## [MATERIAL PROVIDED]
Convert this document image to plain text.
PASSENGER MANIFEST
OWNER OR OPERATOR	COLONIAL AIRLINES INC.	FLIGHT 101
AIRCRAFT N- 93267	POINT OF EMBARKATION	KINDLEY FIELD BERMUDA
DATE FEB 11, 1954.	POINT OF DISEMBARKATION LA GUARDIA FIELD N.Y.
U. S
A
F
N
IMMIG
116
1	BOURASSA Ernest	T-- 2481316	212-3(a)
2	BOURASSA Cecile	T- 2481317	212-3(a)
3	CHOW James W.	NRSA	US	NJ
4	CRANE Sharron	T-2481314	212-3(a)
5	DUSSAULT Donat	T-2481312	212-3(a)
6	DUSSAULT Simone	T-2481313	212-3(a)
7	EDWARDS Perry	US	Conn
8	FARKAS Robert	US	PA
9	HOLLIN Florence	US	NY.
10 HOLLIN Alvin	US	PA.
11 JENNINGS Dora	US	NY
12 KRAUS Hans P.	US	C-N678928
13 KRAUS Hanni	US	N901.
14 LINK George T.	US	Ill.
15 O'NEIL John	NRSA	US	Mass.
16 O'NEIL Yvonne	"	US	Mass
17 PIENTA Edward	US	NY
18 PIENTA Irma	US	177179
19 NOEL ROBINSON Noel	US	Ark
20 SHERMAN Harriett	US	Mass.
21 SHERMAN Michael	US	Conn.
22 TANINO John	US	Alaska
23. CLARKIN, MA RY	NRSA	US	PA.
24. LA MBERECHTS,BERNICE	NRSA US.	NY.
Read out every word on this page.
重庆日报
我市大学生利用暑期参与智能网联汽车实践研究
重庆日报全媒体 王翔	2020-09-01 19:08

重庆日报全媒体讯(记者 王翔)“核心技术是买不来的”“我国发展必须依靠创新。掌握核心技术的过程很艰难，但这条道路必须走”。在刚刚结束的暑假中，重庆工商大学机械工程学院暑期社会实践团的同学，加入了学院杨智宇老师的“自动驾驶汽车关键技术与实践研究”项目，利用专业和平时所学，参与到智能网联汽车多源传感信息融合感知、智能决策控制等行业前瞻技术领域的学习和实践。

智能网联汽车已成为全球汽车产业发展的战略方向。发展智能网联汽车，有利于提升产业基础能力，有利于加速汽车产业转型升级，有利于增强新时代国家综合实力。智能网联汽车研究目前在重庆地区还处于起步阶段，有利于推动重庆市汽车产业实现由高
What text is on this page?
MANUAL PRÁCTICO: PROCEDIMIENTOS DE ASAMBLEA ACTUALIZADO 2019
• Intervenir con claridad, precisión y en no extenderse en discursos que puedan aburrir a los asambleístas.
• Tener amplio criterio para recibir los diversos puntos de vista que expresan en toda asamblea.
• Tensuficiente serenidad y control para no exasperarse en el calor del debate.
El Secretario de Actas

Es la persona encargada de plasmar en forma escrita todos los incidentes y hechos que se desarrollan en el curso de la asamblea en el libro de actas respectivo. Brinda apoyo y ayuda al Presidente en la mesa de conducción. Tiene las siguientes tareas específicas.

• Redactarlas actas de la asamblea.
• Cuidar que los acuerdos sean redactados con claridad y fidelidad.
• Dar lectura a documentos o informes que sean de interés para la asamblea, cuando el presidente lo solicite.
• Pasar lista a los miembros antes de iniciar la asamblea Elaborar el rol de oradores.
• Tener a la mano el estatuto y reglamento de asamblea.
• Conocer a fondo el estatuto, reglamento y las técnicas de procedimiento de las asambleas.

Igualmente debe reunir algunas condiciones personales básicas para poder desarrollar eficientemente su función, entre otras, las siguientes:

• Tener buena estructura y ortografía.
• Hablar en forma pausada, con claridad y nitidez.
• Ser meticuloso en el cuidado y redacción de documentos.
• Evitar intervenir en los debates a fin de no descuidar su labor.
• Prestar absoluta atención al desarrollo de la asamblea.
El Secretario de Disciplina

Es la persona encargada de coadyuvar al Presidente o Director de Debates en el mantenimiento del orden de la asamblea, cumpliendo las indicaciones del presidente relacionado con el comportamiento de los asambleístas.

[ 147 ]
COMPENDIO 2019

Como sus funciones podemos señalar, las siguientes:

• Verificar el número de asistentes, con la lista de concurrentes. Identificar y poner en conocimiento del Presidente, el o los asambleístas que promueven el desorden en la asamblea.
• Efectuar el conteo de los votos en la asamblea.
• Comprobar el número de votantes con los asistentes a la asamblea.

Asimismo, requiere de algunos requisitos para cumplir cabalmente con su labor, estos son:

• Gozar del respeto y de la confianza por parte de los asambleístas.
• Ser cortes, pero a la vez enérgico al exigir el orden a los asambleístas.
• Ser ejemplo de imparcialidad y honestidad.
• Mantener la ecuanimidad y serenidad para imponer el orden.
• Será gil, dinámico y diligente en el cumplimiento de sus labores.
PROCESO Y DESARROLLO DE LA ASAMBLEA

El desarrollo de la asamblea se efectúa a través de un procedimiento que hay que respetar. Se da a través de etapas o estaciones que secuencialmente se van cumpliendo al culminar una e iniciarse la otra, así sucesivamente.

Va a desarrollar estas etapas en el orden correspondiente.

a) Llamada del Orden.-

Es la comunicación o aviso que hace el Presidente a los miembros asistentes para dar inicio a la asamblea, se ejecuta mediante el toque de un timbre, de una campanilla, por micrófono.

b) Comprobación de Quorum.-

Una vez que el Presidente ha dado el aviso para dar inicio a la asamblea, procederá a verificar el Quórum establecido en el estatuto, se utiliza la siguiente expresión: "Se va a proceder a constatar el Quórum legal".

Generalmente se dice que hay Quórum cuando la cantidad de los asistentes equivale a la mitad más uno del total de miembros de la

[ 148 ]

## [WRITTEN TASK]
Copy each line of the entries that includes the word "lista".

## [TASK OUTPUT]
• Pasar lista a los miembros antes de iniciar la asamblea Elaborar el rol de oradores.
• Verificar el número de asistentes, con la lista de concurrentes. Identificar y poner en conocimiento del Presidente, el o los asambleístas que promueven el desorden en la asamblea.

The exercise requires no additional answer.